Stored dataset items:
-----
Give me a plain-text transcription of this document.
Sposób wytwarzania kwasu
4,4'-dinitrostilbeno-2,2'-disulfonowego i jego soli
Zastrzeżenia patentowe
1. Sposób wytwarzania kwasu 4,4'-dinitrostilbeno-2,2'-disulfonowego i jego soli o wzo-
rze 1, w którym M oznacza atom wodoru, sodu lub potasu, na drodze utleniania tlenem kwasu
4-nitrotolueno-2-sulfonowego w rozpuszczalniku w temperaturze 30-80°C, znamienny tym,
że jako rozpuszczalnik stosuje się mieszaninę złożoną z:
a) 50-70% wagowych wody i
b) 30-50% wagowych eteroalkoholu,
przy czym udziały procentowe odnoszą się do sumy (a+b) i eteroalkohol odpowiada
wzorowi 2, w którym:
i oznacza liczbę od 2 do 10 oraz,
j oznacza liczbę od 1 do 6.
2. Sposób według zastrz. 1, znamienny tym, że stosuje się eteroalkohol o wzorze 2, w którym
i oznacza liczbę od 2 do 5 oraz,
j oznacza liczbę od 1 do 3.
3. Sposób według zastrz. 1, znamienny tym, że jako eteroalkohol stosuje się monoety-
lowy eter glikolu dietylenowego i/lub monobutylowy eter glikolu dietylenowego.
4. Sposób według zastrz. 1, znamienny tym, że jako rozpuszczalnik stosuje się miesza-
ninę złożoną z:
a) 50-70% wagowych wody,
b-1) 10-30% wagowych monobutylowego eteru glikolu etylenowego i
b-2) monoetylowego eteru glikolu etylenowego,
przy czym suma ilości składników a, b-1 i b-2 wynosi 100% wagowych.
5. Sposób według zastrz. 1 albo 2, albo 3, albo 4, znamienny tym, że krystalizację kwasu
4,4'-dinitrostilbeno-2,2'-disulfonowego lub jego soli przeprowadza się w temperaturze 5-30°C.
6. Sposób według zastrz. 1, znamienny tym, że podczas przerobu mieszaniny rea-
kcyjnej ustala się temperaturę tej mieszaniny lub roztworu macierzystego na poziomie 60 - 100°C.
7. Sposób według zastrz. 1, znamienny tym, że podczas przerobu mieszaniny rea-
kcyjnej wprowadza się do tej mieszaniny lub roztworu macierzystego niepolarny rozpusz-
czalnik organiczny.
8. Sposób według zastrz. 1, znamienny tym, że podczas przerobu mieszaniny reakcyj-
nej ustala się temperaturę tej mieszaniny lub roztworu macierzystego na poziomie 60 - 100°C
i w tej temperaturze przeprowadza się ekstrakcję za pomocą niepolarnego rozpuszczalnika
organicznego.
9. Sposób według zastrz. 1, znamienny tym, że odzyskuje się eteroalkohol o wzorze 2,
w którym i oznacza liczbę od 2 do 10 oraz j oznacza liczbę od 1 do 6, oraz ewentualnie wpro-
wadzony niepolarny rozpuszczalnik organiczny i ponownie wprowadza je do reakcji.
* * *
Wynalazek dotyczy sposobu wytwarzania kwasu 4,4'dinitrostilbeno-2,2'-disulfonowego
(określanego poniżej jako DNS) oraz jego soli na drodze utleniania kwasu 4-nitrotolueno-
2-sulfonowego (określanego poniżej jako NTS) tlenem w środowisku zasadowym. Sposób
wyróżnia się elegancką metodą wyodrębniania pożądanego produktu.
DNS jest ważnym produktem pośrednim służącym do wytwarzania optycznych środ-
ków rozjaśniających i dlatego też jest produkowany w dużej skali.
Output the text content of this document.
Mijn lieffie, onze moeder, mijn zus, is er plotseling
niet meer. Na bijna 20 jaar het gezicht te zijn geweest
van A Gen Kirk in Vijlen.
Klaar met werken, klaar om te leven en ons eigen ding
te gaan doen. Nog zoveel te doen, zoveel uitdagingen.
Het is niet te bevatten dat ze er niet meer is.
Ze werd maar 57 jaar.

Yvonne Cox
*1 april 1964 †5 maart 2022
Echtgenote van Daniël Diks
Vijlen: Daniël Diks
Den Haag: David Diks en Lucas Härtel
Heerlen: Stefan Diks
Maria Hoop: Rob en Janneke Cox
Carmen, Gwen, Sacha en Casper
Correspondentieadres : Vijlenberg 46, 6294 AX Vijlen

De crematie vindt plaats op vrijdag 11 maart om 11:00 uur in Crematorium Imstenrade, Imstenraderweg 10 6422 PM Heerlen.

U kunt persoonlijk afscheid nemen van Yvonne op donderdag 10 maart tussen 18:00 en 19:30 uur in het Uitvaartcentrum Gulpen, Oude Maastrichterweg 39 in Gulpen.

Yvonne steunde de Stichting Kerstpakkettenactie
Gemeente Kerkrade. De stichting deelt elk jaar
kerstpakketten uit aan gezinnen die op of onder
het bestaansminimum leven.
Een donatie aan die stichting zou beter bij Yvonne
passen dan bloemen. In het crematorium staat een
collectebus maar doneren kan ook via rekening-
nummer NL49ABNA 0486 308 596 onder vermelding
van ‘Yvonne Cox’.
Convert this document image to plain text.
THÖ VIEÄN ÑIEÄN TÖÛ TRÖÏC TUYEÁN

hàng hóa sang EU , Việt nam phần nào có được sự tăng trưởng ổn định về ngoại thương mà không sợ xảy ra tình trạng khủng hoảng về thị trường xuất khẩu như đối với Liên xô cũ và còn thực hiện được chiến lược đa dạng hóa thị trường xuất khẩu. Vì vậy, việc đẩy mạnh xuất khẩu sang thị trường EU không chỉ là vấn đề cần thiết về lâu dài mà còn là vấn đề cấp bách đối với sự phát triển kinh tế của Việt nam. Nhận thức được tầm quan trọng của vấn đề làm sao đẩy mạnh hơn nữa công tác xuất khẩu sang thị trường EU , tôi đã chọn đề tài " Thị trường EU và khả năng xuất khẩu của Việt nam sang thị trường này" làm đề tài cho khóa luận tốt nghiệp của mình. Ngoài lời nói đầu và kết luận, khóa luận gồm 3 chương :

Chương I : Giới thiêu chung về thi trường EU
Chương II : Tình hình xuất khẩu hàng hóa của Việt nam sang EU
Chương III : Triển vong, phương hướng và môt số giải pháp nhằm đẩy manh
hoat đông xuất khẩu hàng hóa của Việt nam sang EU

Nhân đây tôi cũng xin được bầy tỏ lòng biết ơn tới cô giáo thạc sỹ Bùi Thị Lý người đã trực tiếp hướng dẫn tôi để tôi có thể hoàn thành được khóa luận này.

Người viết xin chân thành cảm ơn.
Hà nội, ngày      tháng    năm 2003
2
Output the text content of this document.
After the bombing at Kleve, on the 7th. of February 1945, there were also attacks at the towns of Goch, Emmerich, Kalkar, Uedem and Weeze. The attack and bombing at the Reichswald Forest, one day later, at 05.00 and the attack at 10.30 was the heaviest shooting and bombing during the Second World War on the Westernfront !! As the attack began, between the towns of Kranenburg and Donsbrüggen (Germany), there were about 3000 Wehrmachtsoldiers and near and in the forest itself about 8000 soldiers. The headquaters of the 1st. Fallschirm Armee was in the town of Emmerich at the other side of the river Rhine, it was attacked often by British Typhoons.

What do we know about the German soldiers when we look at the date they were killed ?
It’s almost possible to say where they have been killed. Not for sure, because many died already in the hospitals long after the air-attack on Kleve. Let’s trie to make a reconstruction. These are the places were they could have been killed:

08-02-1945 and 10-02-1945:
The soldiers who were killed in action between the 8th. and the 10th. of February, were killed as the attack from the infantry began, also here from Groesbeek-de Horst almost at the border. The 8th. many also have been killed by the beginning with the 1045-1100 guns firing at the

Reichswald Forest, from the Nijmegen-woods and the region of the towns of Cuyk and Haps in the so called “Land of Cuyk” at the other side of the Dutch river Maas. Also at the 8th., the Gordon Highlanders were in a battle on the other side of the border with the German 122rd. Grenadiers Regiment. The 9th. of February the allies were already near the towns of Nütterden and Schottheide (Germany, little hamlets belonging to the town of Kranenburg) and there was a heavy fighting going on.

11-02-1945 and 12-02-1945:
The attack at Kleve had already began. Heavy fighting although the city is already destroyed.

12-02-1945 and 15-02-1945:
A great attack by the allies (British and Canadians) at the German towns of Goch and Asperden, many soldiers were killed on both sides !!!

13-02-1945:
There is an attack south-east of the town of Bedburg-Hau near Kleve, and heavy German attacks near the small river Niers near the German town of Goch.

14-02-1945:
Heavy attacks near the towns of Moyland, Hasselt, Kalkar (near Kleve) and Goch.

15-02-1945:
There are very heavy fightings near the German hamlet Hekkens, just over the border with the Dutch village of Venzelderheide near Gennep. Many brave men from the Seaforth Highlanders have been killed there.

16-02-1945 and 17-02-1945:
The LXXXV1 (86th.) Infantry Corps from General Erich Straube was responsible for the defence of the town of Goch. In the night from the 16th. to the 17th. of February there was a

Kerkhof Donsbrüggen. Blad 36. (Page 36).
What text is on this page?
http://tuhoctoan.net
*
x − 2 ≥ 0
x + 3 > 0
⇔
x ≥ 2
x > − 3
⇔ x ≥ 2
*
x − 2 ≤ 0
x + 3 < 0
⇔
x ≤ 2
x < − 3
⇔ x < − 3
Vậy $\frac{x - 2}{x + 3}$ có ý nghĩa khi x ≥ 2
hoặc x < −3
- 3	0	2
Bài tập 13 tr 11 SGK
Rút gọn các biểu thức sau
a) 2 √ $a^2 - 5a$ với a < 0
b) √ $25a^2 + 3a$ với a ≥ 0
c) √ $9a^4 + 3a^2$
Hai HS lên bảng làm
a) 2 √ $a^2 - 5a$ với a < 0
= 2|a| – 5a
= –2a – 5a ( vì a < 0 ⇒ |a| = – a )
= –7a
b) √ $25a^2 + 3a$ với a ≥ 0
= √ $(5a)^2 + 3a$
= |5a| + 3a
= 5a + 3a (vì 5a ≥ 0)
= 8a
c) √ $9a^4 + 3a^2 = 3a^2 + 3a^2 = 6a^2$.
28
-----
Exercise directions >> Set out every line from the material that contains the string "about".

Exercise result >>
After the bombing at Kleve, on the 7th. of February 1945, there were also attacks at the towns of Goch, Emmerich, Kalkar, Uedem and Weeze. The attack and bombing at the Reichswald Forest, one day later, at 05.00 and the attack at 10.30 was the heaviest shooting and bombing during the Second World War on the Westernfront !! As the attack began, between the towns of Kranenburg and Donsbrüggen (Germany), there were about 3000 Wehrmachtsoldiers and near and in the forest itself about 8000 soldiers. The headquaters of the 1st. Fallschirm Armee was in the town of Emmerich at the other side of the river Rhine, it was attacked often by British Typhoons.
What do we know about the German soldiers when we look at the date they were killed ?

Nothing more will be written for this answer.